■ INSTRUÇÕES DO EXERCÍCIO: Transcreva, sem qualquer alteração, todas as linhas dos registros a seguir. Deixe as imagens de fora da resposta.

■ REGISTROS FORNECIDOS:
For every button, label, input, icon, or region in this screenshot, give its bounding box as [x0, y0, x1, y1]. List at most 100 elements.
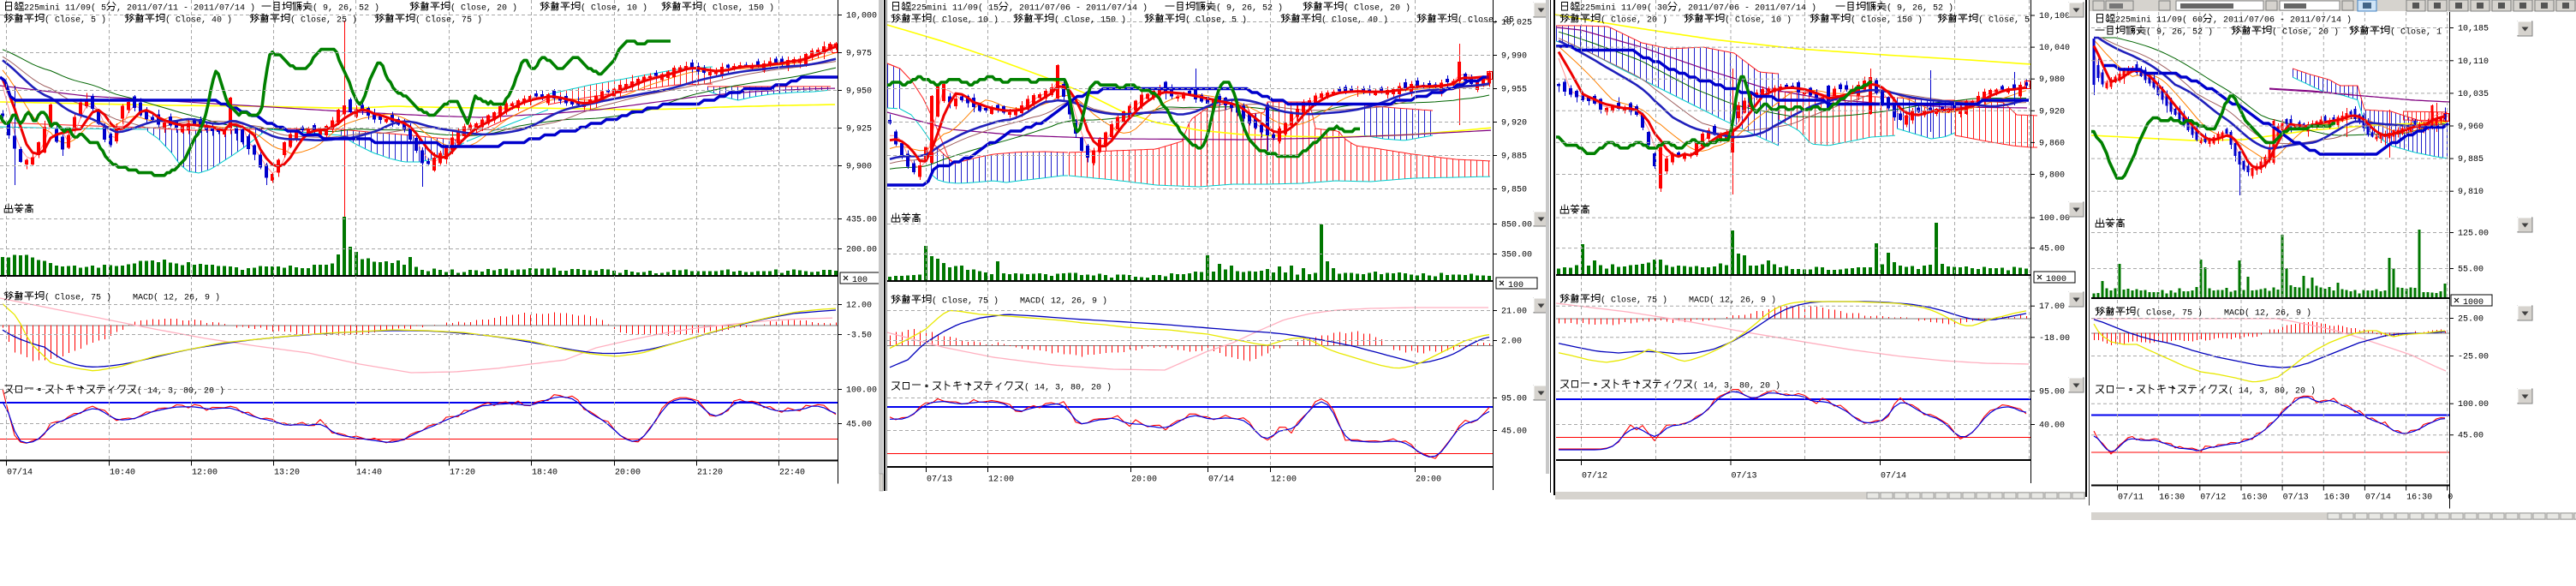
svg-text:16:30: 16:30: [2406, 493, 2432, 503]
svg-text:( Close, 75 ): ( Close, 75 ): [1601, 296, 1667, 306]
svg-text:( 14, 3, 80, 20 ): ( 14, 3, 80, 20 ): [2228, 386, 2316, 397]
svg-text:( Close, 20 ): ( Close, 20 ): [1344, 3, 1410, 14]
svg-text:, 2011/07/11 - 2011/07/14 ): , 2011/07/11 - 2011/07/14 ): [116, 3, 255, 14]
svg-text:45.00: 45.00: [2458, 432, 2484, 441]
svg-text:9,975: 9,975: [846, 50, 872, 59]
svg-text:07/13: 07/13: [927, 475, 952, 485]
svg-text:10,040: 10,040: [2039, 44, 2070, 53]
svg-text:07/14: 07/14: [1881, 471, 1906, 481]
svg-text:( Close, 25 ): ( Close, 25 ): [290, 15, 357, 26]
svg-text:( 14, 3, 80, 20 ): ( 14, 3, 80, 20 ): [137, 386, 224, 397]
svg-text:( Close, 20 ): ( Close, 20 ): [2272, 27, 2339, 38]
svg-text:12:00: 12:00: [988, 475, 1014, 485]
svg-text:20:00: 20:00: [615, 469, 641, 478]
svg-text:100.00: 100.00: [2458, 400, 2489, 410]
svg-text:225mini 11/09( 30: 225mini 11/09( 30: [1580, 3, 1667, 14]
svg-text:( Close, 75 ): ( Close, 75 ): [2136, 308, 2203, 319]
svg-text:( Close, 40 ): ( Close, 40 ): [165, 15, 232, 26]
svg-text:( Close, 150 ): ( Close, 150 ): [1851, 15, 1923, 26]
svg-text:45.00: 45.00: [2039, 245, 2065, 254]
svg-text:16:30: 16:30: [2159, 493, 2185, 503]
svg-text:-3.50: -3.50: [846, 332, 872, 341]
svg-text:100: 100: [1508, 281, 1524, 290]
svg-text:225mini 11/09( 5: 225mini 11/09( 5: [24, 3, 106, 14]
svg-text:10,000: 10,000: [846, 12, 877, 21]
svg-text:( Close, 150 ): ( Close, 150 ): [702, 3, 774, 14]
svg-text:10:40: 10:40: [110, 469, 135, 478]
svg-text:21.00: 21.00: [1501, 308, 1527, 317]
svg-text:225mini 11/09( 15: 225mini 11/09( 15: [911, 3, 999, 14]
svg-text:9,950: 9,950: [846, 87, 872, 97]
svg-text:( Close, 20 ): ( Close, 20 ): [450, 3, 517, 14]
svg-text:22:40: 22:40: [779, 469, 805, 478]
svg-text:( 9, 26, 52 ): ( 9, 26, 52 ): [1887, 3, 1953, 14]
svg-text:07/14: 07/14: [7, 468, 33, 478]
svg-text:200.00: 200.00: [846, 246, 877, 255]
svg-text:13:20: 13:20: [274, 469, 300, 478]
svg-text:MACD( 12, 26, 9 ): MACD( 12, 26, 9 ): [1689, 296, 1776, 306]
svg-text:55.00: 55.00: [2458, 266, 2484, 275]
svg-text:MACD( 12, 26, 9 ): MACD( 12, 26, 9 ): [2224, 308, 2311, 319]
svg-text:9,920: 9,920: [2039, 107, 2065, 117]
svg-text:( Close, 25: ( Close, 25: [1458, 15, 1514, 26]
svg-text:( Close, 10 ): ( Close, 10 ): [932, 15, 999, 26]
svg-text:( Close, 5: ( Close, 5: [1978, 15, 2030, 26]
svg-text:07/11: 07/11: [2118, 493, 2144, 503]
svg-text:10,185: 10,185: [2458, 25, 2489, 34]
svg-text:20:00: 20:00: [1416, 475, 1441, 485]
svg-text:95.00: 95.00: [1501, 395, 1527, 404]
svg-text:21:20: 21:20: [697, 469, 723, 478]
svg-text:1000: 1000: [2463, 298, 2484, 308]
svg-text:9,925: 9,925: [846, 125, 872, 135]
svg-text:07/12: 07/12: [2200, 493, 2226, 503]
svg-text:18:40: 18:40: [532, 469, 558, 478]
svg-text:17:20: 17:20: [450, 469, 475, 478]
svg-text:MACD( 12, 26, 9 ): MACD( 12, 26, 9 ): [133, 293, 220, 303]
svg-text:14:40: 14:40: [356, 469, 382, 478]
svg-text:( Close, 5 ): ( Close, 5 ): [45, 15, 106, 26]
svg-text:1000: 1000: [2046, 275, 2066, 284]
svg-text:( 14, 3, 80, 20 ): ( 14, 3, 80, 20 ): [1024, 383, 1112, 393]
svg-text:12.00: 12.00: [846, 302, 872, 311]
svg-text:850.00: 850.00: [1501, 221, 1532, 230]
svg-text:10,100: 10,100: [2039, 12, 2070, 21]
svg-text:( Close, 10 ): ( Close, 10 ): [1725, 15, 1792, 26]
svg-text:( 14, 3, 80, 20 ): ( 14, 3, 80, 20 ): [1693, 381, 1780, 392]
svg-text:9,885: 9,885: [2458, 155, 2484, 164]
svg-text:100: 100: [852, 276, 868, 285]
svg-text:100.00: 100.00: [2039, 214, 2070, 224]
svg-text:( 9, 26, 52 ): ( 9, 26, 52 ): [1216, 3, 1283, 14]
svg-text:( Close, 75 ): ( Close, 75 ): [932, 296, 999, 307]
svg-text:0: 0: [2448, 493, 2453, 503]
svg-text:9,980: 9,980: [2039, 75, 2065, 85]
svg-text:20:00: 20:00: [1131, 475, 1157, 485]
svg-text:2.00: 2.00: [1501, 338, 1522, 347]
svg-text:9,800: 9,800: [2039, 171, 2065, 181]
svg-text:, 2011/07/06 - 2011/07/14 ): , 2011/07/06 - 2011/07/14 ): [2213, 15, 2352, 26]
svg-text:-25.00: -25.00: [2458, 353, 2489, 362]
svg-text:07/14: 07/14: [1208, 475, 1234, 485]
svg-text:9,960: 9,960: [2458, 123, 2484, 132]
svg-text:07/12: 07/12: [1582, 471, 1607, 481]
svg-text:( Close, 150 ): ( Close, 150 ): [1054, 15, 1126, 26]
svg-text:225mini 11/09( 60: 225mini 11/09( 60: [2115, 15, 2203, 26]
svg-text:95.00: 95.00: [2039, 388, 2065, 398]
svg-text:100.00: 100.00: [846, 386, 877, 396]
svg-text:25.00: 25.00: [2458, 315, 2484, 325]
svg-text:-18.00: -18.00: [2039, 334, 2070, 344]
svg-text:12:00: 12:00: [192, 469, 218, 478]
svg-text:9,810: 9,810: [2458, 188, 2484, 197]
svg-text:( Close, 1: ( Close, 1: [2390, 27, 2442, 38]
svg-text:( Close, 20 ): ( Close, 20 ): [1601, 15, 1667, 26]
svg-text:( Close, 75 ): ( Close, 75 ): [45, 293, 111, 303]
svg-text:( 9, 26, 52 ): ( 9, 26, 52 ): [313, 3, 379, 14]
svg-text:17.00: 17.00: [2039, 302, 2065, 312]
svg-text:( Close, 10 ): ( Close, 10 ): [581, 3, 647, 14]
svg-text:MACD( 12, 26, 9 ): MACD( 12, 26, 9 ): [1020, 296, 1107, 307]
svg-text:16:30: 16:30: [2324, 493, 2350, 503]
svg-text:07/13: 07/13: [1732, 471, 1757, 481]
svg-text:45.00: 45.00: [846, 421, 872, 430]
svg-text:12:00: 12:00: [1271, 475, 1297, 485]
svg-text:9,860: 9,860: [2039, 139, 2065, 148]
svg-text:10,035: 10,035: [2458, 90, 2489, 99]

■ RESULTADO DO EXERCÍCIO:
For every button, label, input, icon, or region in this screenshot, give its bounding box as [x0, y0, x1, y1]. List at most 100 elements.
svg-text:16:30: 16:30: [2406, 493, 2432, 503]
svg-text:( Close, 75 ): ( Close, 75 ): [1601, 296, 1667, 306]
svg-text:( 14, 3, 80, 20 ): ( 14, 3, 80, 20 ): [2228, 386, 2316, 397]
svg-text:( Close, 20 ): ( Close, 20 ): [1344, 3, 1410, 14]
svg-text:, 2011/07/11 - 2011/07/14 ): , 2011/07/11 - 2011/07/14 ): [116, 3, 255, 14]
svg-text:45.00: 45.00: [2458, 432, 2484, 441]
svg-text:9,975: 9,975: [846, 50, 872, 59]
svg-text:07/13: 07/13: [927, 475, 952, 485]
svg-text:10,040: 10,040: [2039, 44, 2070, 53]
svg-text:07/14: 07/14: [1881, 471, 1906, 481]
svg-text:( Close, 25 ): ( Close, 25 ): [290, 15, 357, 26]
svg-text:( 14, 3, 80, 20 ): ( 14, 3, 80, 20 ): [137, 386, 224, 397]
svg-text:( Close, 20 ): ( Close, 20 ): [2272, 27, 2339, 38]
svg-text:12:00: 12:00: [988, 475, 1014, 485]
svg-text:20:00: 20:00: [615, 469, 641, 478]
svg-text:100.00: 100.00: [2458, 400, 2489, 410]
svg-text:225mini 11/09( 30: 225mini 11/09( 30: [1580, 3, 1667, 14]
svg-text:( Close, 75 ): ( Close, 75 ): [2136, 308, 2203, 319]
svg-text:( Close, 40 ): ( Close, 40 ): [165, 15, 232, 26]
svg-text:( Close, 150 ): ( Close, 150 ): [1851, 15, 1923, 26]
svg-text:45.00: 45.00: [2039, 245, 2065, 254]
svg-text:16:30: 16:30: [2159, 493, 2185, 503]
svg-text:-3.50: -3.50: [846, 332, 872, 341]
svg-text:100: 100: [1508, 281, 1524, 290]
svg-text:225mini 11/09( 5: 225mini 11/09( 5: [24, 3, 106, 14]
svg-text:10,000: 10,000: [846, 12, 877, 21]
svg-text:( Close, 150 ): ( Close, 150 ): [702, 3, 774, 14]
svg-text:10:40: 10:40: [110, 469, 135, 478]
svg-text:21.00: 21.00: [1501, 308, 1527, 317]
svg-text:225mini 11/09( 15: 225mini 11/09( 15: [911, 3, 999, 14]
svg-text:9,950: 9,950: [846, 87, 872, 97]
svg-text:( Close, 20 ): ( Close, 20 ): [450, 3, 517, 14]
svg-text:22:40: 22:40: [779, 469, 805, 478]
svg-text:( 9, 26, 52 ): ( 9, 26, 52 ): [1887, 3, 1953, 14]
svg-text:07/14: 07/14: [7, 468, 33, 478]
svg-text:200.00: 200.00: [846, 246, 877, 255]
svg-text:13:20: 13:20: [274, 469, 300, 478]
svg-text:MACD( 12, 26, 9 ): MACD( 12, 26, 9 ): [1689, 296, 1776, 306]
svg-text:55.00: 55.00: [2458, 266, 2484, 275]
svg-text:MACD( 12, 26, 9 ): MACD( 12, 26, 9 ): [2224, 308, 2311, 319]
svg-text:9,920: 9,920: [2039, 107, 2065, 117]
svg-text:( Close, 25: ( Close, 25: [1458, 15, 1514, 26]
svg-text:( Close, 10 ): ( Close, 10 ): [932, 15, 999, 26]
svg-text:( Close, 5: ( Close, 5: [1978, 15, 2030, 26]
svg-text:07/11: 07/11: [2118, 493, 2144, 503]
svg-text:10,185: 10,185: [2458, 25, 2489, 34]
svg-text:20:00: 20:00: [1416, 475, 1441, 485]
svg-text:95.00: 95.00: [1501, 395, 1527, 404]
svg-text:21:20: 21:20: [697, 469, 723, 478]
svg-text:1000: 1000: [2463, 298, 2484, 308]
svg-text:9,925: 9,925: [846, 125, 872, 135]
svg-text:07/12: 07/12: [2200, 493, 2226, 503]
svg-text:18:40: 18:40: [532, 469, 558, 478]
svg-text:17:20: 17:20: [450, 469, 475, 478]
svg-text:MACD( 12, 26, 9 ): MACD( 12, 26, 9 ): [133, 293, 220, 303]
svg-text:14:40: 14:40: [356, 469, 382, 478]
svg-text:( Close, 5 ): ( Close, 5 ): [45, 15, 106, 26]
svg-text:1000: 1000: [2046, 275, 2066, 284]
svg-text:( 14, 3, 80, 20 ): ( 14, 3, 80, 20 ): [1024, 383, 1112, 393]
svg-text:12.00: 12.00: [846, 302, 872, 311]
svg-text:850.00: 850.00: [1501, 221, 1532, 230]
svg-text:10,100: 10,100: [2039, 12, 2070, 21]
svg-text:( Close, 10 ): ( Close, 10 ): [1725, 15, 1792, 26]
svg-text:( 14, 3, 80, 20 ): ( 14, 3, 80, 20 ): [1693, 381, 1780, 392]
svg-text:9,885: 9,885: [2458, 155, 2484, 164]
svg-text:100: 100: [852, 276, 868, 285]
svg-text:100.00: 100.00: [2039, 214, 2070, 224]
svg-text:( 9, 26, 52 ): ( 9, 26, 52 ): [1216, 3, 1283, 14]
svg-text:( Close, 75 ): ( Close, 75 ): [932, 296, 999, 307]
svg-text:0: 0: [2448, 493, 2453, 503]
svg-text:9,980: 9,980: [2039, 75, 2065, 85]
svg-text:20:00: 20:00: [1131, 475, 1157, 485]
svg-text:2.00: 2.00: [1501, 338, 1522, 347]
svg-text:9,800: 9,800: [2039, 171, 2065, 181]
svg-text:, 2011/07/06 - 2011/07/14 ): , 2011/07/06 - 2011/07/14 ): [2213, 15, 2352, 26]
svg-text:-25.00: -25.00: [2458, 353, 2489, 362]
svg-text:07/14: 07/14: [1208, 475, 1234, 485]
svg-text:9,960: 9,960: [2458, 123, 2484, 132]
svg-text:07/12: 07/12: [1582, 471, 1607, 481]
svg-text:( Close, 150 ): ( Close, 150 ): [1054, 15, 1126, 26]
svg-text:225mini 11/09( 60: 225mini 11/09( 60: [2115, 15, 2203, 26]
svg-text:95.00: 95.00: [2039, 388, 2065, 398]
svg-text:100.00: 100.00: [846, 386, 877, 396]
svg-text:25.00: 25.00: [2458, 315, 2484, 325]
svg-text:-18.00: -18.00: [2039, 334, 2070, 344]
svg-text:12:00: 12:00: [192, 469, 218, 478]
svg-text:9,810: 9,810: [2458, 188, 2484, 197]
svg-text:( Close, 1: ( Close, 1: [2390, 27, 2442, 38]
svg-text:( Close, 20 ): ( Close, 20 ): [1601, 15, 1667, 26]
svg-text:( Close, 75 ): ( Close, 75 ): [45, 293, 111, 303]
svg-text:( 9, 26, 52 ): ( 9, 26, 52 ): [313, 3, 379, 14]
svg-text:17.00: 17.00: [2039, 302, 2065, 312]
svg-text:( Close, 10 ): ( Close, 10 ): [581, 3, 647, 14]
svg-text:MACD( 12, 26, 9 ): MACD( 12, 26, 9 ): [1020, 296, 1107, 307]
svg-text:16:30: 16:30: [2324, 493, 2350, 503]
svg-text:07/13: 07/13: [1732, 471, 1757, 481]
svg-text:45.00: 45.00: [846, 421, 872, 430]
svg-text:12:00: 12:00: [1271, 475, 1297, 485]
svg-text:9,860: 9,860: [2039, 139, 2065, 148]
svg-text:10,035: 10,035: [2458, 90, 2489, 99]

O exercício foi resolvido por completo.